> Work to do: All records are to be retyped faithfully and completely.

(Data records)

+ + + + + + +

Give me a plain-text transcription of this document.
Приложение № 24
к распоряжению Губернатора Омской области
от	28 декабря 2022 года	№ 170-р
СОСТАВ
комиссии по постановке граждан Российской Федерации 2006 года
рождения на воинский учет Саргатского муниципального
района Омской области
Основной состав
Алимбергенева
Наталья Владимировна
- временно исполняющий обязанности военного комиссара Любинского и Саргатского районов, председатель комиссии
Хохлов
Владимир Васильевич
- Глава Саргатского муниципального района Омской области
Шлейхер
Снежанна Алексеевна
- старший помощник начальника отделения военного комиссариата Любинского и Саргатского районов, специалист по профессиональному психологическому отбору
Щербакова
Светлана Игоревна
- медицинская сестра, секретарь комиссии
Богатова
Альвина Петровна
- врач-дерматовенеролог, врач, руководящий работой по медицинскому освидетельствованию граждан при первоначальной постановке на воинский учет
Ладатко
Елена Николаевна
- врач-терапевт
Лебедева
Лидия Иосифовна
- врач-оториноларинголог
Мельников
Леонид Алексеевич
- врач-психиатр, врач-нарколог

+ + + + + + +

> Task output:
Give me a plain-text transcription of this document.
Приложение № 24
к распоряжению Губернатора Омской области
от	28 декабря 2022 года	№ 170-р
СОСТАВ
комиссии по постановке граждан Российской Федерации 2006 года
рождения на воинский учет Саргатского муниципального
района Омской области
Основной состав
Алимбергенева
Наталья Владимировна
- временно исполняющий обязанности военного комиссара Любинского и Саргатского районов, председатель комиссии
Хохлов
Владимир Васильевич
- Глава Саргатского муниципального района Омской области
Шлейхер
Снежанна Алексеевна
- старший помощник начальника отделения военного комиссариата Любинского и Саргатского районов, специалист по профессиональному психологическому отбору
Щербакова
Светлана Игоревна
- медицинская сестра, секретарь комиссии
Богатова
Альвина Петровна
- врач-дерматовенеролог, врач, руководящий работой по медицинскому освидетельствованию граждан при первоначальной постановке на воинский учет
Ладатко
Елена Николаевна
- врач-терапевт
Лебедева
Лидия Иосифовна
- врач-оториноларинголог
Мельников
Леонид Алексеевич
- врач-психиатр, врач-нарколог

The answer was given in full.